Locate each line of the material that contains "папері", then return it.

--- START OF Supplied material ---

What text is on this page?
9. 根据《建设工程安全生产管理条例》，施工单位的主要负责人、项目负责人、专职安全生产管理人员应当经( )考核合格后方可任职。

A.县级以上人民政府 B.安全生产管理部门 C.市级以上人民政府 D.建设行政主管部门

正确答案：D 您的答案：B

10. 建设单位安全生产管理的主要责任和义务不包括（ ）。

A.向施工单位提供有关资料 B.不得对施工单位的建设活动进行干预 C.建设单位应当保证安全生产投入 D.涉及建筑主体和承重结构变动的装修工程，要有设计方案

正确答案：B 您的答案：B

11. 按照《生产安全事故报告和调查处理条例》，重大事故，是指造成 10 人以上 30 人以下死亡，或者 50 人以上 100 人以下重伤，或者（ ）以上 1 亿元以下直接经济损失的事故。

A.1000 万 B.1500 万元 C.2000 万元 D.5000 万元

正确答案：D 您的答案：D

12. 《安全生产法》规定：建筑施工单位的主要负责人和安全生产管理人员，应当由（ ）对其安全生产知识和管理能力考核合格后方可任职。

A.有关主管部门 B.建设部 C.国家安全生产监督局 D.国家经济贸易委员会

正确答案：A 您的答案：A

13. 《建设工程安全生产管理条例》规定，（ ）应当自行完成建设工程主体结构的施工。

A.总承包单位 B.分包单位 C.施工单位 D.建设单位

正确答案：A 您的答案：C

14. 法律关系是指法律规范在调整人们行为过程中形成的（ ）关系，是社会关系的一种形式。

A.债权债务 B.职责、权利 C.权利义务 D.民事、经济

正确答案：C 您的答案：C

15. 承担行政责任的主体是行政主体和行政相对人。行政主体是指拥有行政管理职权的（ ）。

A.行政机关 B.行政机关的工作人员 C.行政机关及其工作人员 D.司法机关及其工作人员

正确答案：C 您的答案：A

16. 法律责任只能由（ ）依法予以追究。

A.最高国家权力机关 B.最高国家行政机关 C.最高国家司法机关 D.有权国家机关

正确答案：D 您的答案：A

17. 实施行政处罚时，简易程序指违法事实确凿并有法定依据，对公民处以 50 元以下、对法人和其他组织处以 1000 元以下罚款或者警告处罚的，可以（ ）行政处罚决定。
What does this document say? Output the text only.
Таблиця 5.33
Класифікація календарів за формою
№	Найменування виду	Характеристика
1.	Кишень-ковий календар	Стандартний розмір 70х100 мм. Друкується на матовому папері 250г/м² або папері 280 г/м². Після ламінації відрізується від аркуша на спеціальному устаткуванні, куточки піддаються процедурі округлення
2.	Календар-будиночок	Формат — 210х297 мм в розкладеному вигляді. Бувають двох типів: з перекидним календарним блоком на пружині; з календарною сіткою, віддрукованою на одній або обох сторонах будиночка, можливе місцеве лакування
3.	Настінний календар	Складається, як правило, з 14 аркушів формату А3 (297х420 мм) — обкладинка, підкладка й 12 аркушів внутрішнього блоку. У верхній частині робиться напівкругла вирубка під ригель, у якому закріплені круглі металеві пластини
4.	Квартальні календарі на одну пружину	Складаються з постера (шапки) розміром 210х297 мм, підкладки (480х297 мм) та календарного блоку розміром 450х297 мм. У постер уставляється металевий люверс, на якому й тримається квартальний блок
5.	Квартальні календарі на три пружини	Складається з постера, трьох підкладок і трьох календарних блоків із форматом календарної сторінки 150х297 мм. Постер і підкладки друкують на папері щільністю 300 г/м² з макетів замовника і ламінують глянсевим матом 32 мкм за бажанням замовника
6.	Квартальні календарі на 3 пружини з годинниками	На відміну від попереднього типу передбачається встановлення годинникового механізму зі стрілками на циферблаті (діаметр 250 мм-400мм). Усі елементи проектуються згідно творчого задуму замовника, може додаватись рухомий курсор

--- END OF Supplied material ---

## Problem solution
1.	Кишень-ковий календар	Стандартний розмір 70х100 мм. Друкується на матовому папері 250г/м² або папері 280 г/м². Після ламінації відрізується від аркуша на спеціальному устаткуванні, куточки піддаються процедурі округлення
5.	Квартальні календарі на три пружини	Складається з постера, трьох підкладок і трьох календарних блоків із форматом календарної сторінки 150х297 мм. Постер і підкладки друкують на папері щільністю 300 г/м² з макетів замовника і ламінують глянсевим матом 32 мкм за бажанням замовника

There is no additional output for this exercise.